**Task**
Take every line where the string "Запись" appears and copy it.

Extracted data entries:
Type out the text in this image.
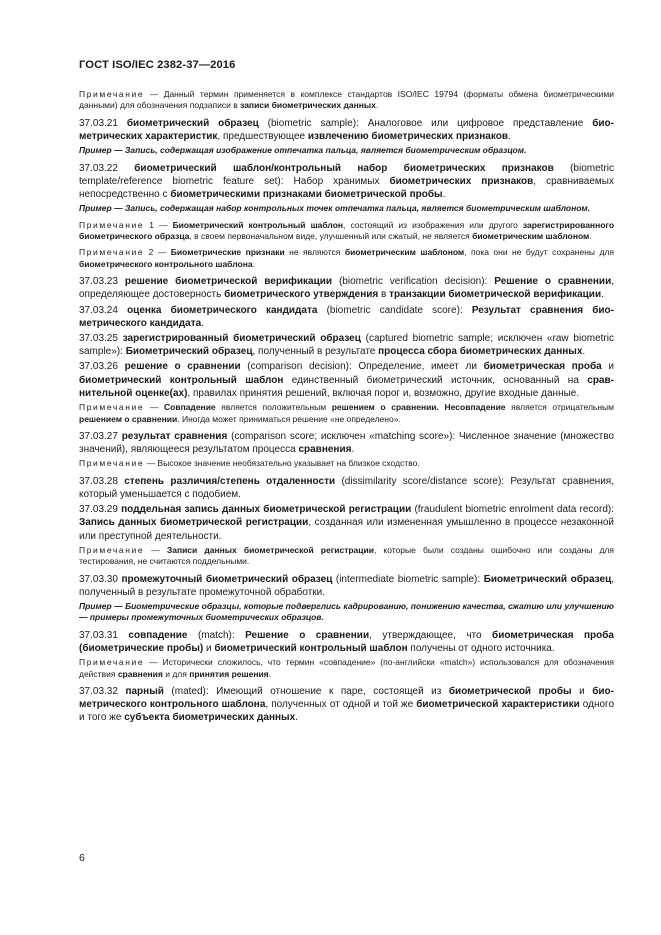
ГОСТ ISO/IEC 2382-37—2016

Примечание — Данный термин применяется в комплексе стандартов ISO/IEC 19794 (форматы обмена биометрическими данными) для обозначения подзаписи в записи биометрических данных.

37.03.21 биометрический образец (biometric sample): Аналоговое или цифровое представление биометрических характеристик, предшествующее извлечению биометрических признаков.

Пример — Запись, содержащая изображение отпечатка пальца, является биометрическим образцом.

37.03.22 биометрический шаблон/контрольный набор биометрических признаков (biometric template/reference biometric feature set): Набор хранимых биометрических признаков, сравниваемых непосредственно с биометрическими признаками биометрической пробы.

Пример — Запись, содержащая набор контрольных точек отпечатка пальца, является биометрическим шаблоном.

Примечание 1 — Биометрический контрольный шаблон, состоящий из изображения или другого зарегистрированного биометрического образца, в своем первоначальном виде, улучшенный или сжатый, не является биометрическим шаблоном.

Примечание 2 — Биометрические признаки не являются биометрическим шаблоном, пока они не будут сохранены для биометрического контрольного шаблона.

37.03.23 решение биометрической верификации (biometric verification decision): Решение о сравнении, определяющее достоверность биометрического утверждения в транзакции биометрической верификации.

37.03.24 оценка биометрического кандидата (biometric candidate score): Результат сравнения биометрического кандидата.

37.03.25 зарегистрированный биометрический образец (captured biometric sample; исключен «raw biometric sample»): Биометрический образец, полученный в результате процесса сбора биометрических данных.

37.03.26 решение о сравнении (comparison decision): Определение, имеет ли биометрическая проба и биометрический контрольный шаблон единственный биометрический источник, основанный на сравнительной оценке(ах), правилах принятия решений, включая порог и, возможно, другие входные данные.

Примечание — Совпадение является положительным решением о сравнении. Несовпадение является отрицательным решением о сравнении. Иногда может приниматься решение «не определено».

37.03.27 результат сравнения (comparison score; исключен «matching score»): Численное значение (множество значений), являющееся результатом процесса сравнения.

Примечание — Высокое значение необязательно указывает на близкое сходство.

37.03.28 степень различия/степень отдаленности (dissimilarity score/distance score): Результат сравнения, который уменьшается с подобием.

37.03.29 поддельная запись данных биометрической регистрации (fraudulent biometric enrolment data record): Запись данных биометрической регистрации, созданная или измененная умышленно в процессе незаконной или преступной деятельности.

Примечание — Записи данных биометрической регистрации, которые были созданы ошибочно или созданы для тестирования, не считаются поддельными.

37.03.30 промежуточный биометрический образец (intermediate biometric sample): Биометрический образец, полученный в результате промежуточной обработки.

Пример — Биометрические образцы, которые подверглись кадрированию, понижению качества, сжатию или улучшению — примеры промежуточных биометрических образцов.

37.03.31 совпадение (match): Решение о сравнении, утверждающее, что биометрическая проба (биометрические пробы) и биометрический контрольный шаблон получены от одного источника.

Примечание — Исторически сложилось, что термин «совпадение» (по-английски «match») использовался для обозначения действия сравнения и для принятия решения.

37.03.32 парный (mated): Имеющий отношение к паре, состоящей из биометрической пробы и биометрического контрольного шаблона, полученных от одной и той же биометрической характеристики одного и того же субъекта биометрических данных.

6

**Task result**
Пример — Запись, содержащая изображение отпечатка пальца, является биометрическим образцом.
Пример — Запись, содержащая набор контрольных точек отпечатка пальца, является биометрическим шаблоном.
37.03.29 поддельная запись данных биометрической регистрации (fraudulent biometric enrolment data record): Запись данных биометрической регистрации, созданная или измененная умышленно в процессе незаконной или преступной деятельности.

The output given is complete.